Retype all material exactly. Pictures stay out of the copy.

Start Listed entries

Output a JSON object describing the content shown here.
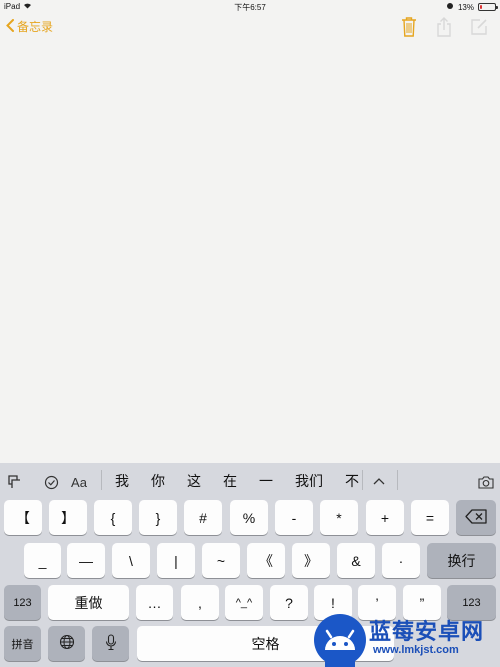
{
  "status": {
    "device": "iPad",
    "time": "下午6:57",
    "battery": "13%",
    "battery_level": 0.13,
    "battery_fill_color": "#dd3333"
  },
  "nav": {
    "back_label": "备忘录",
    "accent_color": "#e6a51f",
    "icons": [
      "trash-icon",
      "share-icon",
      "compose-icon"
    ]
  },
  "note": {
    "content": ""
  },
  "keyboard": {
    "candidate_bar": {
      "tools": [
        "cursor-icon",
        "checklist-icon",
        "Aa"
      ],
      "candidates": [
        "我",
        "你",
        "这",
        "在",
        "一",
        "我们",
        "不"
      ],
      "expand_icon": "chevron-up-icon",
      "camera_icon": "camera-icon"
    },
    "row1": [
      "【",
      "】",
      "{",
      "}",
      "#",
      "%",
      "-",
      "*",
      "+",
      "="
    ],
    "row2": [
      "_",
      "—",
      "\\",
      "|",
      "~",
      "《",
      "》",
      "&",
      "·"
    ],
    "row2_action": "换行",
    "row3_left": "123",
    "row3_redo": "重做",
    "row3": [
      "…",
      ",",
      "^_^",
      "?",
      "!",
      "’",
      "”"
    ],
    "row3_right": "123",
    "row4_mode": "拼音",
    "row4_space": "空格"
  },
  "watermark": {
    "brand": "蓝莓安卓网",
    "url": "www.lmkjst.com"
  }
}
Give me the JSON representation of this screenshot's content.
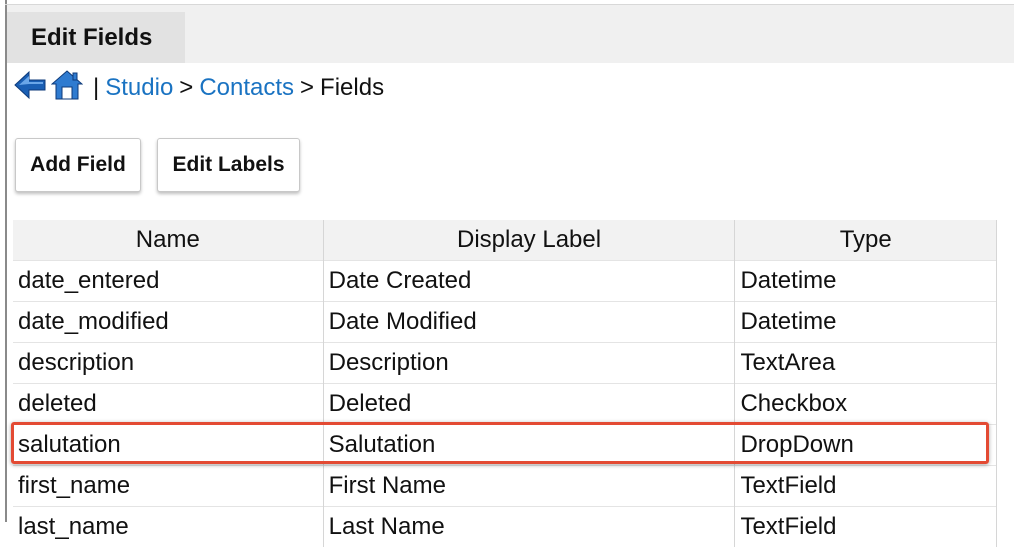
{
  "header": {
    "tab_label": "Edit Fields"
  },
  "breadcrumb": {
    "back_icon": "back-arrow-icon",
    "home_icon": "home-icon",
    "separator_pipe": "|",
    "items": [
      "Studio",
      "Contacts",
      "Fields"
    ],
    "separator": ">"
  },
  "toolbar": {
    "add_field_label": "Add Field",
    "edit_labels_label": "Edit Labels"
  },
  "table": {
    "columns": [
      "Name",
      "Display Label",
      "Type"
    ],
    "rows": [
      [
        "date_entered",
        "Date Created",
        "Datetime"
      ],
      [
        "date_modified",
        "Date Modified",
        "Datetime"
      ],
      [
        "description",
        "Description",
        "TextArea"
      ],
      [
        "deleted",
        "Deleted",
        "Checkbox"
      ],
      [
        "salutation",
        "Salutation",
        "DropDown"
      ],
      [
        "first_name",
        "First Name",
        "TextField"
      ],
      [
        "last_name",
        "Last Name",
        "TextField"
      ]
    ],
    "highlighted_row": "salutation"
  },
  "colors": {
    "link": "#1a73c2",
    "highlight": "#e34a33",
    "header_bg": "#f0f0f0"
  }
}
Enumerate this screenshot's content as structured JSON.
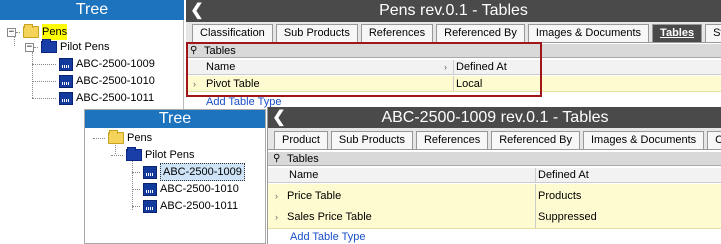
{
  "tree_back": {
    "title": "Tree",
    "pens": "Pens",
    "pilot_pens": "Pilot Pens",
    "items": [
      "ABC-2500-1009",
      "ABC-2500-1010",
      "ABC-2500-1011"
    ]
  },
  "back_panel": {
    "title": "Pens rev.0.1 - Tables",
    "tabs": [
      "Classification",
      "Sub Products",
      "References",
      "Referenced By",
      "Images & Documents",
      "Tables",
      "Sta"
    ],
    "active_tab": "Tables",
    "grid_title": "Tables",
    "columns": [
      "Name",
      "Defined At"
    ],
    "rows": [
      {
        "name": "Pivot Table",
        "defined_at": "Local"
      }
    ],
    "add_link": "Add Table Type"
  },
  "tree_front": {
    "title": "Tree",
    "pens": "Pens",
    "pilot_pens": "Pilot Pens",
    "items": [
      "ABC-2500-1009",
      "ABC-2500-1010",
      "ABC-2500-1011"
    ],
    "selected": "ABC-2500-1009"
  },
  "front_panel": {
    "title": "ABC-2500-1009 rev.0.1 - Tables",
    "tabs": [
      "Product",
      "Sub Products",
      "References",
      "Referenced By",
      "Images & Documents",
      "Com"
    ],
    "grid_title": "Tables",
    "columns": [
      "Name",
      "Defined At"
    ],
    "rows": [
      {
        "name": "Price Table",
        "defined_at": "Products"
      },
      {
        "name": "Sales Price Table",
        "defined_at": "Suppressed"
      }
    ],
    "add_link": "Add Table Type"
  },
  "colors": {
    "tree_header": "#1e73be",
    "title_bar": "#4a4a4a",
    "highlight_row": "#fffbd0",
    "callout": "#a01515"
  }
}
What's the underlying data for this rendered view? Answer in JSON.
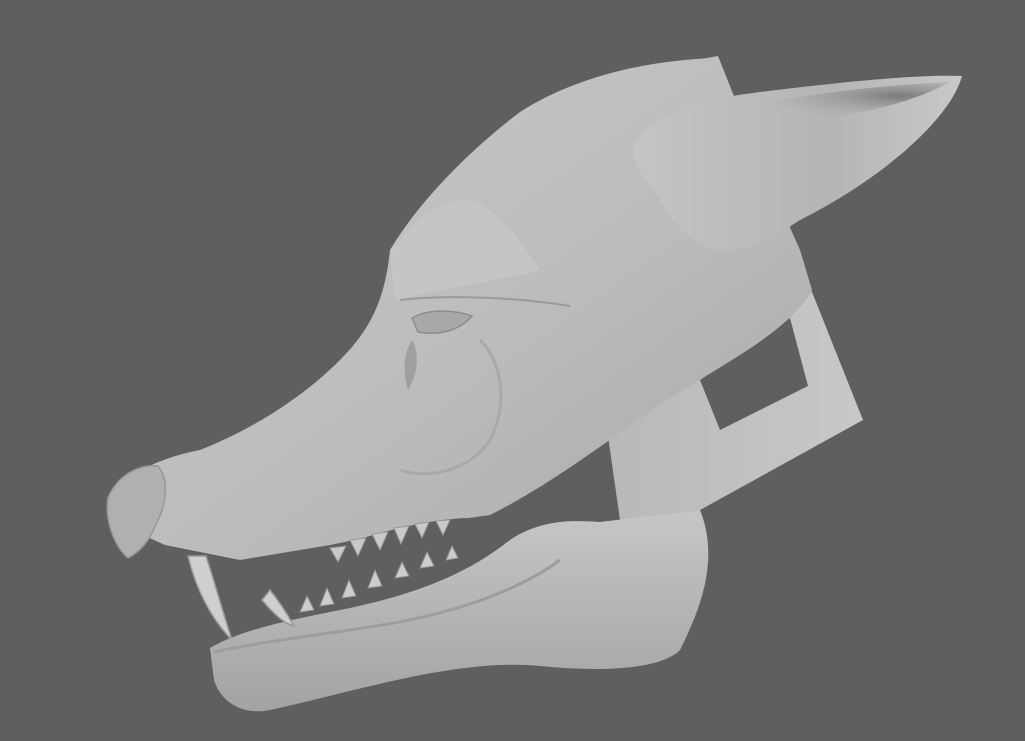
{
  "viewport": {
    "background_color": "#5f5f5f",
    "model_base_color": "#bdbdbd",
    "model_shadow_color": "#8a8a8a",
    "model_highlight_color": "#d8d8d8"
  }
}
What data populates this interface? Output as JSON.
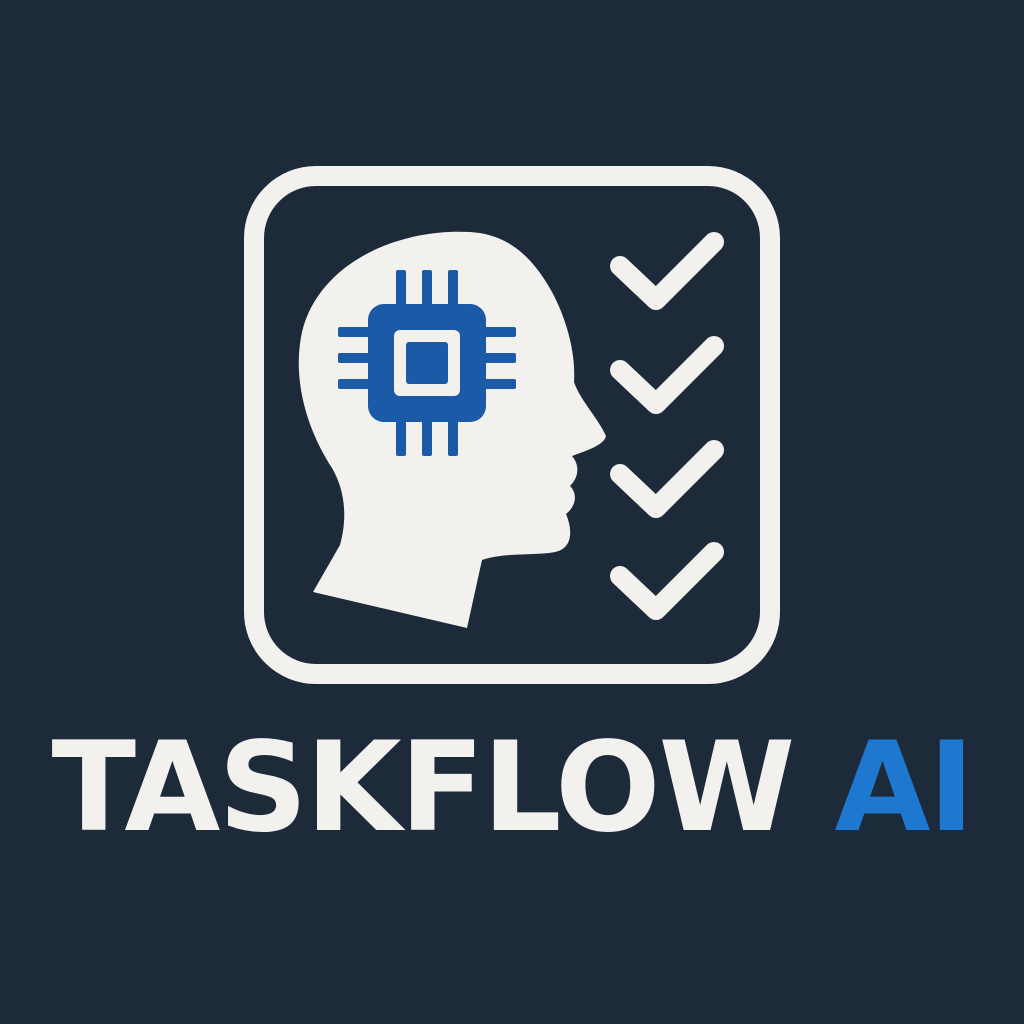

End Listed entries

* Answer below:
Output a JSON object describing the content shown here.
{
  "status": {
    "device": "iPad",
    "time": "下午6:57",
    "battery": "13%",
    "battery_level": 0.13,
    "battery_fill_color": "#dd3333"
  },
  "nav": {
    "back_label": "备忘录",
    "accent_color": "#e6a51f",
    "icons": [
      "trash-icon",
      "share-icon",
      "compose-icon"
    ]
  },
  "note": {
    "content": ""
  },
  "keyboard": {
    "candidate_bar": {
      "tools": [
        "cursor-icon",
        "checklist-icon",
        "Aa"
      ],
      "candidates": [
        "我",
        "你",
        "这",
        "在",
        "一",
        "我们",
        "不"
      ],
      "expand_icon": "chevron-up-icon",
      "camera_icon": "camera-icon"
    },
    "row1": [
      "【",
      "】",
      "{",
      "}",
      "#",
      "%",
      "-",
      "*",
      "+",
      "="
    ],
    "row2": [
      "_",
      "—",
      "\\",
      "|",
      "~",
      "《",
      "》",
      "&",
      "·"
    ],
    "row2_action": "换行",
    "row3_left": "123",
    "row3_redo": "重做",
    "row3": [
      "…",
      ",",
      "^_^",
      "?",
      "!",
      "’",
      "”"
    ],
    "row3_right": "123",
    "row4_mode": "拼音",
    "row4_space": "空格"
  },
  "watermark": {
    "brand": "蓝莓安卓网",
    "url": "www.lmkjst.com"
  }
}
Give me the JSON representation of this screenshot's content.
{
  "header": {
    "tab_label": "Edit Fields"
  },
  "breadcrumb": {
    "back_icon": "back-arrow-icon",
    "home_icon": "home-icon",
    "separator_pipe": "|",
    "items": [
      "Studio",
      "Contacts",
      "Fields"
    ],
    "separator": ">"
  },
  "toolbar": {
    "add_field_label": "Add Field",
    "edit_labels_label": "Edit Labels"
  },
  "table": {
    "columns": [
      "Name",
      "Display Label",
      "Type"
    ],
    "rows": [
      [
        "date_entered",
        "Date Created",
        "Datetime"
      ],
      [
        "date_modified",
        "Date Modified",
        "Datetime"
      ],
      [
        "description",
        "Description",
        "TextArea"
      ],
      [
        "deleted",
        "Deleted",
        "Checkbox"
      ],
      [
        "salutation",
        "Salutation",
        "DropDown"
      ],
      [
        "first_name",
        "First Name",
        "TextField"
      ],
      [
        "last_name",
        "Last Name",
        "TextField"
      ]
    ],
    "highlighted_row": "salutation"
  },
  "colors": {
    "link": "#1a73c2",
    "highlight": "#e34a33",
    "header_bg": "#f0f0f0"
  }
}
Enumerate this screenshot's content as structured JSON.
{
  "tree_back": {
    "title": "Tree",
    "pens": "Pens",
    "pilot_pens": "Pilot Pens",
    "items": [
      "ABC-2500-1009",
      "ABC-2500-1010",
      "ABC-2500-1011"
    ]
  },
  "back_panel": {
    "title": "Pens rev.0.1 - Tables",
    "tabs": [
      "Classification",
      "Sub Products",
      "References",
      "Referenced By",
      "Images & Documents",
      "Tables",
      "Sta"
    ],
    "active_tab": "Tables",
    "grid_title": "Tables",
    "columns": [
      "Name",
      "Defined At"
    ],
    "rows": [
      {
        "name": "Pivot Table",
        "defined_at": "Local"
      }
    ],
    "add_link": "Add Table Type"
  },
  "tree_front": {
    "title": "Tree",
    "pens": "Pens",
    "pilot_pens": "Pilot Pens",
    "items": [
      "ABC-2500-1009",
      "ABC-2500-1010",
      "ABC-2500-1011"
    ],
    "selected": "ABC-2500-1009"
  },
  "front_panel": {
    "title": "ABC-2500-1009 rev.0.1 - Tables",
    "tabs": [
      "Product",
      "Sub Products",
      "References",
      "Referenced By",
      "Images & Documents",
      "Com"
    ],
    "grid_title": "Tables",
    "columns": [
      "Name",
      "Defined At"
    ],
    "rows": [
      {
        "name": "Price Table",
        "defined_at": "Products"
      },
      {
        "name": "Sales Price Table",
        "defined_at": "Suppressed"
      }
    ],
    "add_link": "Add Table Type"
  },
  "colors": {
    "tree_header": "#1e73be",
    "title_bar": "#4a4a4a",
    "highlight_row": "#fffbd0",
    "callout": "#a01515"
  }
}
What's the underlying data for this rendered view? Answer in JSON.
{
  "viewport": {
    "background_color": "#5f5f5f",
    "model_base_color": "#bdbdbd",
    "model_shadow_color": "#8a8a8a",
    "model_highlight_color": "#d8d8d8"
  }
}
What data populates this interface? Output as JSON.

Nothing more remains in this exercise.